## Exercise materials
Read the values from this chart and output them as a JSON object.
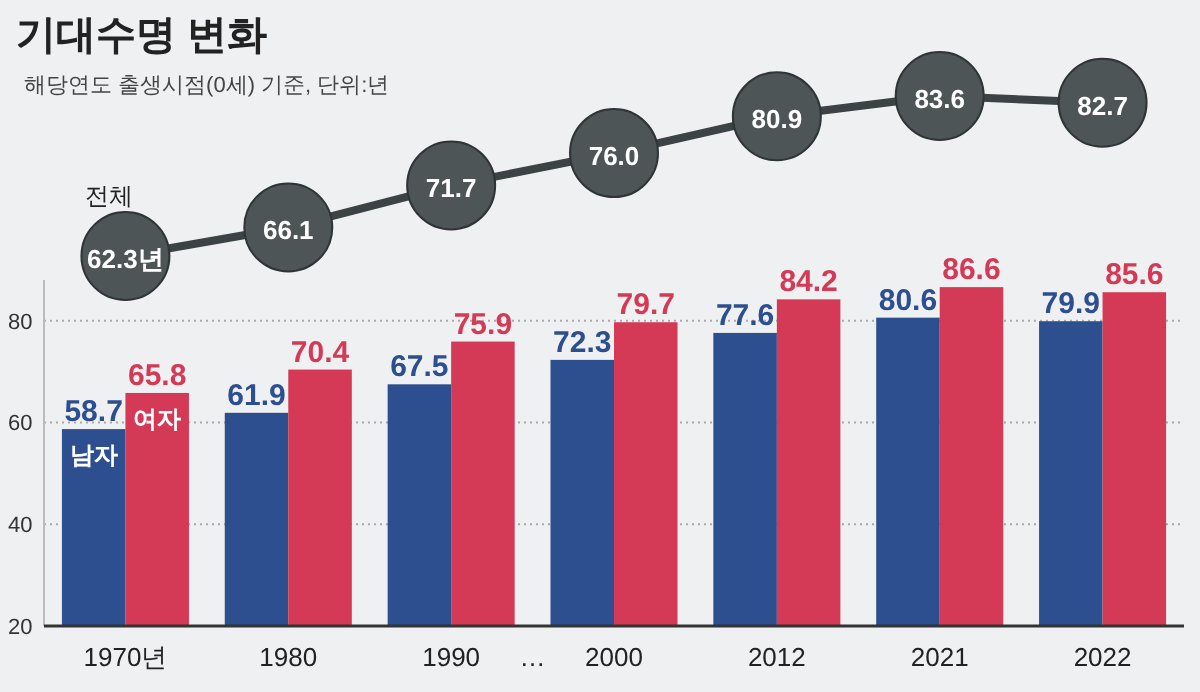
{
  "chart_data": [
    {
      "type": "line",
      "title": "기대수명 변화",
      "subtitle": "해당연도 출생시점(0세) 기준, 단위:년",
      "categories": [
        null,
        null,
        null,
        null,
        null,
        null,
        null
      ],
      "series": [
        {
          "name": "전체",
          "color": "#3b4345",
          "values": [
            62.3,
            66.1,
            71.7,
            76.0,
            80.9,
            83.6,
            82.7
          ],
          "value_labels": [
            "62.3년",
            "66.1",
            "71.7",
            "76.0",
            "80.9",
            "83.6",
            "82.7"
          ]
        }
      ],
      "marker": "circle"
    },
    {
      "type": "bar",
      "categories": [
        "1970년",
        "1980",
        "1990",
        "2000",
        "2012",
        "2021",
        "2022"
      ],
      "series": [
        {
          "name": "남자",
          "color": "#2d4f90",
          "values": [
            58.7,
            61.9,
            67.5,
            72.3,
            77.6,
            80.6,
            79.9
          ]
        },
        {
          "name": "여자",
          "color": "#d43a56",
          "values": [
            65.8,
            70.4,
            75.9,
            79.7,
            84.2,
            86.6,
            85.6
          ]
        }
      ],
      "ylim": [
        20,
        88
      ],
      "yticks": [
        20,
        40,
        60,
        80
      ],
      "grid": "y",
      "data_labels": true,
      "annotations": [
        "…"
      ]
    }
  ]
}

## Exercise directions
Count the lines in the entries above that include the string "color", then give only that figure.

## Answer to this exercise
3